Given instruction: From the data that follows, copy every line holding the string "Прочие".

[START OF Data supplied]

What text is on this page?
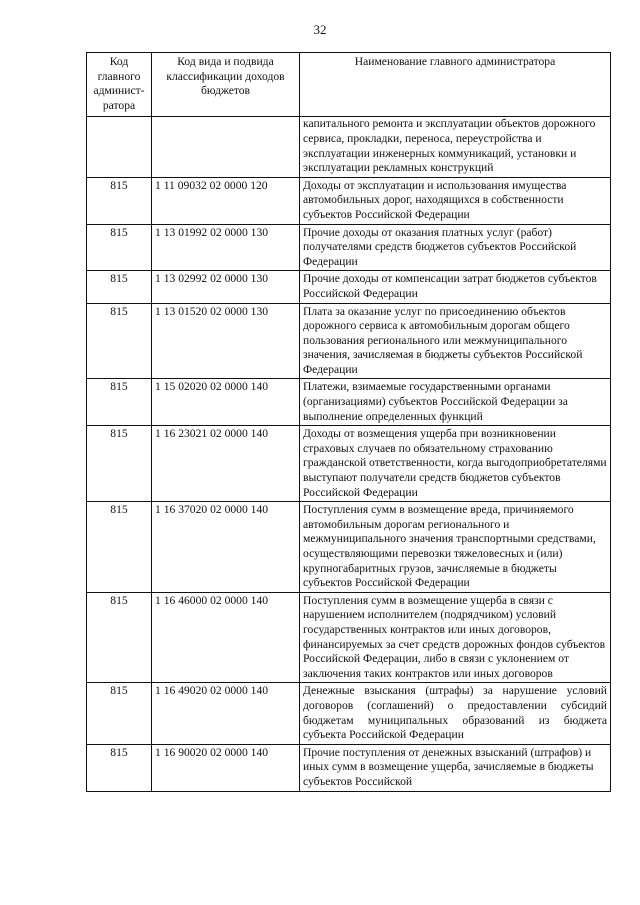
32
Код главного админист-ратора	Код вида и подвида классификации доходов бюджетов	Наименование главного администратора
		капитального ремонта и эксплуатации объектов дорожного сервиса, прокладки, переноса, переустройства и эксплуатации инженерных коммуникаций, установки и эксплуатации рекламных конструкций
815	1 11 09032 02 0000 120	Доходы от эксплуатации и использования имущества автомобильных дорог, находящихся в собственности субъектов Российской Федерации
815	1 13 01992 02 0000 130	Прочие доходы от оказания платных услуг (работ) получателями средств бюджетов субъектов Российской Федерации
815	1 13 02992 02 0000 130	Прочие доходы от компенсации затрат бюджетов субъектов Российской Федерации
815	1 13 01520 02 0000 130	Плата за оказание услуг по присоединению объектов дорожного сервиса к автомобильным дорогам общего пользования регионального или межмуниципального значения, зачисляемая в бюджеты субъектов Российской Федерации
815	1 15 02020 02 0000 140	Платежи, взимаемые государственными органами (организациями) субъектов Российской Федерации за выполнение определенных функций
815	1 16 23021 02 0000 140	Доходы от возмещения ущерба при возникновении страховых случаев по обязательному страхованию гражданской ответственности, когда выгодоприобретателями выступают получатели средств бюджетов субъектов Российской Федерации
815	1 16 37020 02 0000 140	Поступления сумм в возмещение вреда, причиняемого автомобильным дорогам регионального и межмуниципального значения транспортными средствами, осуществляющими перевозки тяжеловесных и (или) крупногабаритных грузов, зачисляемые в бюджеты субъектов Российской Федерации
815	1 16 46000 02 0000 140	Поступления сумм в возмещение ущерба в связи с нарушением исполнителем (подрядчиком) условий государственных контрактов или иных договоров, финансируемых за счет средств дорожных фондов субъектов Российской Федерации, либо в связи с уклонением от заключения таких контрактов или иных договоров
815	1 16 49020 02 0000 140	Денежные взыскания (штрафы) за нарушение условий договоров (соглашений) о предоставлении субсидий бюджетам муниципальных образований из бюджета субъекта Российской Федерации
815	1 16 90020 02 0000 140	Прочие поступления от денежных взысканий (штрафов) и иных сумм в возмещение ущерба, зачисляемые в бюджеты субъектов Российской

[END OF Data supplied]

Output for this exercise:
815	1 13 01992 02 0000 130	Прочие доходы от оказания платных услуг (работ) получателями средств бюджетов субъектов Российской Федерации
815	1 13 02992 02 0000 130	Прочие доходы от компенсации затрат бюджетов субъектов Российской Федерации
815	1 16 90020 02 0000 140	Прочие поступления от денежных взысканий (штрафов) и иных сумм в возмещение ущерба, зачисляемые в бюджеты субъектов Российской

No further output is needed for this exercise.